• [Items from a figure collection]
____
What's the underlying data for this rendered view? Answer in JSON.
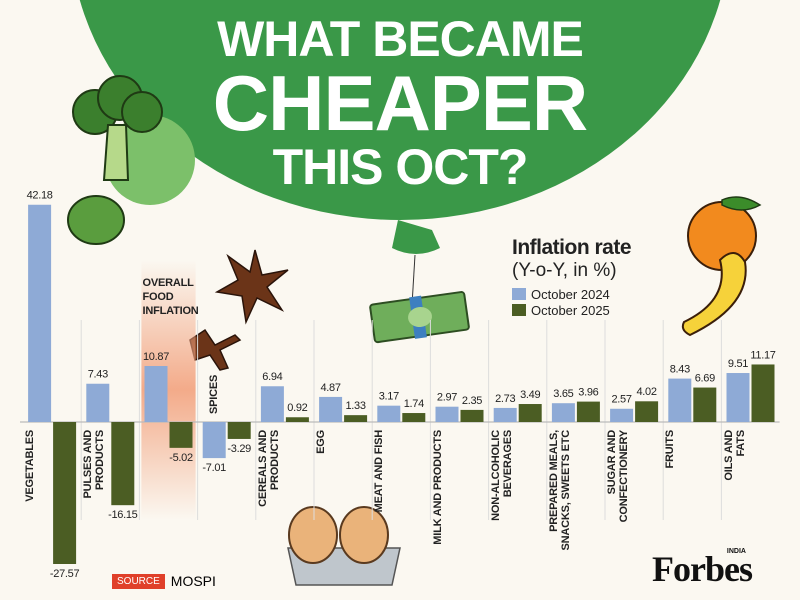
{
  "chart_data": {
    "type": "bar",
    "title_lines": [
      "WHAT BECAME",
      "CHEAPER",
      "THIS OCT?"
    ],
    "legend_title": "Inflation rate",
    "legend_subtitle": "(Y-o-Y, in %)",
    "categories": [
      "VEGETABLES",
      "PULSES AND\nPRODUCTS",
      "OVERALL\nFOOD\nINFLATION",
      "SPICES",
      "CEREALS AND\nPRODUCTS",
      "EGG",
      "MEAT AND FISH",
      "MILK AND PRODUCTS",
      "NON-ALCOHOLIC\nBEVERAGES",
      "PREPARED MEALS,\nSNACKS, SWEETS ETC",
      "SUGAR AND\nCONFECTIONERY",
      "FRUITS",
      "OILS AND FATS"
    ],
    "highlight_index": 2,
    "highlight_color": "#f2a27e",
    "series": [
      {
        "name": "October 2024",
        "color": "#8eaad6",
        "values": [
          42.18,
          7.43,
          10.87,
          -7.01,
          6.94,
          4.87,
          3.17,
          2.97,
          2.73,
          3.65,
          2.57,
          8.43,
          9.51
        ]
      },
      {
        "name": "October 2025",
        "color": "#4b5d23",
        "values": [
          -27.57,
          -16.15,
          -5.02,
          -3.29,
          0.92,
          1.33,
          1.74,
          2.35,
          3.49,
          3.96,
          4.02,
          6.69,
          11.17
        ]
      }
    ],
    "source_label": "SOURCE",
    "source": "MOSPI",
    "brand": "Forbes",
    "brand_edition": "INDIA"
  }
}
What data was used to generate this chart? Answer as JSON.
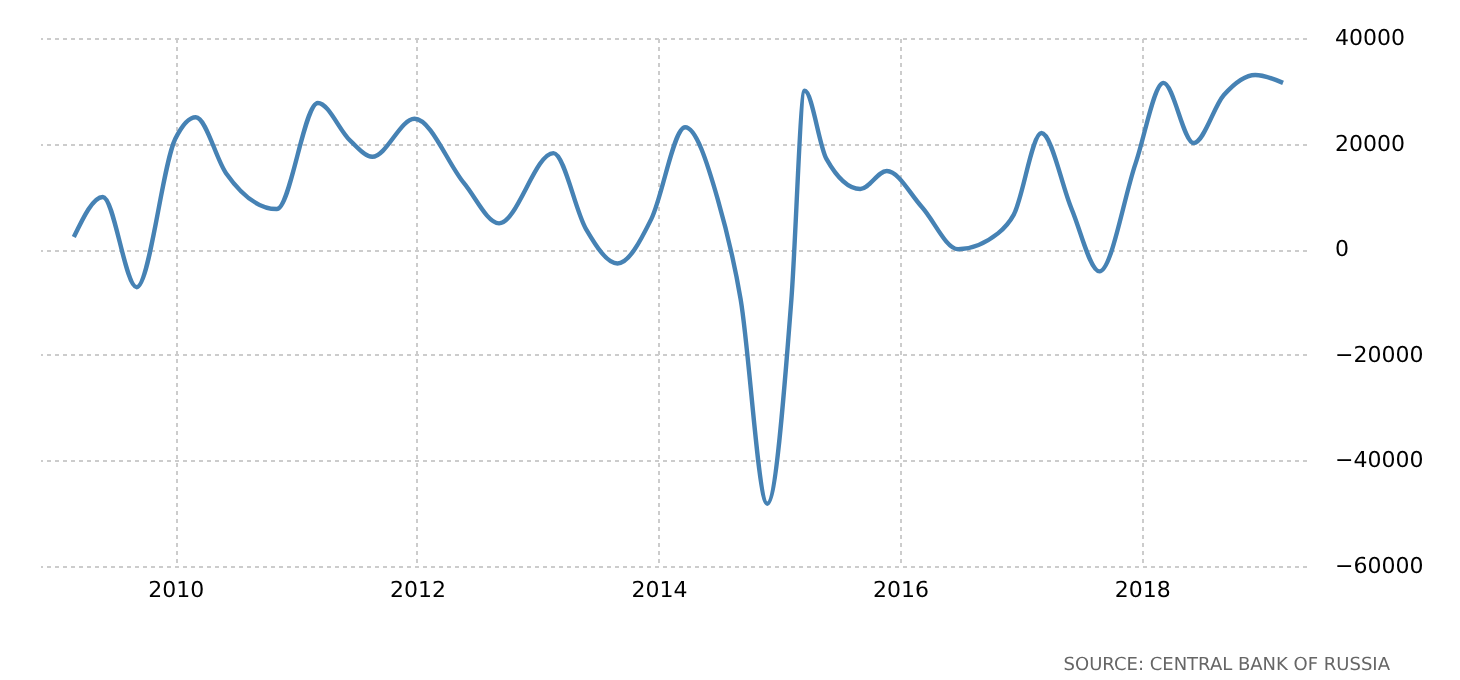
{
  "chart_data": {
    "type": "line",
    "x": [
      2009.16,
      2009.4,
      2009.68,
      2010.0,
      2010.17,
      2010.42,
      2010.84,
      2011.18,
      2011.45,
      2011.63,
      2011.98,
      2012.39,
      2012.68,
      2013.13,
      2013.4,
      2013.66,
      2013.94,
      2014.22,
      2014.49,
      2014.68,
      2014.9,
      2015.1,
      2015.21,
      2015.39,
      2015.67,
      2015.89,
      2016.18,
      2016.48,
      2016.81,
      2016.94,
      2017.17,
      2017.42,
      2017.65,
      2017.95,
      2018.18,
      2018.43,
      2018.68,
      2018.94,
      2019.17
    ],
    "series": [
      {
        "color": "#4682b4",
        "values": [
          2300,
          9900,
          -7200,
          20900,
          25000,
          14400,
          7600,
          27700,
          20500,
          17500,
          24700,
          12500,
          4900,
          18200,
          3800,
          -2700,
          5700,
          23100,
          9500,
          -9500,
          -48200,
          -9500,
          30000,
          17100,
          11400,
          14800,
          8000,
          0,
          3000,
          6500,
          22000,
          7600,
          -4200,
          16300,
          31500,
          20100,
          29200,
          33000,
          31500
        ]
      }
    ],
    "xlim": [
      2008.88,
      2019.36
    ],
    "xticks": [
      2010,
      2012,
      2014,
      2016,
      2018
    ],
    "ylim": [
      -60000,
      40000
    ],
    "yticks": [
      -60000,
      -40000,
      -20000,
      0,
      20000,
      40000
    ],
    "grid": true,
    "marker": "none",
    "line_style": "solid",
    "annotations": [
      "SOURCE: CENTRAL BANK OF RUSSIA"
    ]
  }
}
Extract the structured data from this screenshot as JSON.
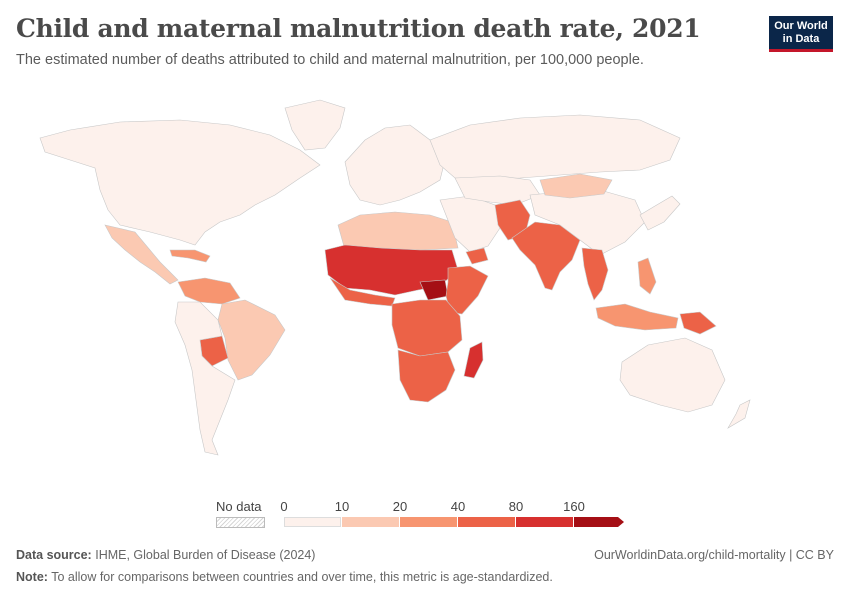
____
• [Requirement] Apart from the pictures, the entries above are to be repeated in full and exactly.

• [The response]
What's the underlying data for this rendered view? Answer in JSON.
{
  "chart_data": {
    "type": "bar",
    "title_lines": [
      "WHAT BECAME",
      "CHEAPER",
      "THIS OCT?"
    ],
    "legend_title": "Inflation rate",
    "legend_subtitle": "(Y-o-Y, in %)",
    "categories": [
      "VEGETABLES",
      "PULSES AND\nPRODUCTS",
      "OVERALL\nFOOD\nINFLATION",
      "SPICES",
      "CEREALS AND\nPRODUCTS",
      "EGG",
      "MEAT AND FISH",
      "MILK AND PRODUCTS",
      "NON-ALCOHOLIC\nBEVERAGES",
      "PREPARED MEALS,\nSNACKS, SWEETS ETC",
      "SUGAR AND\nCONFECTIONERY",
      "FRUITS",
      "OILS AND FATS"
    ],
    "highlight_index": 2,
    "highlight_color": "#f2a27e",
    "series": [
      {
        "name": "October 2024",
        "color": "#8eaad6",
        "values": [
          42.18,
          7.43,
          10.87,
          -7.01,
          6.94,
          4.87,
          3.17,
          2.97,
          2.73,
          3.65,
          2.57,
          8.43,
          9.51
        ]
      },
      {
        "name": "October 2025",
        "color": "#4b5d23",
        "values": [
          -27.57,
          -16.15,
          -5.02,
          -3.29,
          0.92,
          1.33,
          1.74,
          2.35,
          3.49,
          3.96,
          4.02,
          6.69,
          11.17
        ]
      }
    ],
    "source_label": "SOURCE",
    "source": "MOSPI",
    "brand": "Forbes",
    "brand_edition": "INDIA"
  }
}
What data was used to generate this chart? Answer as JSON.
{
  "chart_data": {
    "type": "line",
    "x": [
      2009.16,
      2009.4,
      2009.68,
      2010.0,
      2010.17,
      2010.42,
      2010.84,
      2011.18,
      2011.45,
      2011.63,
      2011.98,
      2012.39,
      2012.68,
      2013.13,
      2013.4,
      2013.66,
      2013.94,
      2014.22,
      2014.49,
      2014.68,
      2014.9,
      2015.1,
      2015.21,
      2015.39,
      2015.67,
      2015.89,
      2016.18,
      2016.48,
      2016.81,
      2016.94,
      2017.17,
      2017.42,
      2017.65,
      2017.95,
      2018.18,
      2018.43,
      2018.68,
      2018.94,
      2019.17
    ],
    "series": [
      {
        "color": "#4682b4",
        "values": [
          2300,
          9900,
          -7200,
          20900,
          25000,
          14400,
          7600,
          27700,
          20500,
          17500,
          24700,
          12500,
          4900,
          18200,
          3800,
          -2700,
          5700,
          23100,
          9500,
          -9500,
          -48200,
          -9500,
          30000,
          17100,
          11400,
          14800,
          8000,
          0,
          3000,
          6500,
          22000,
          7600,
          -4200,
          16300,
          31500,
          20100,
          29200,
          33000,
          31500
        ]
      }
    ],
    "xlim": [
      2008.88,
      2019.36
    ],
    "xticks": [
      2010,
      2012,
      2014,
      2016,
      2018
    ],
    "ylim": [
      -60000,
      40000
    ],
    "yticks": [
      -60000,
      -40000,
      -20000,
      0,
      20000,
      40000
    ],
    "grid": true,
    "marker": "none",
    "line_style": "solid",
    "annotations": [
      "SOURCE: CENTRAL BANK OF RUSSIA"
    ]
  }
}
Extract the structured data from this screenshot as JSON.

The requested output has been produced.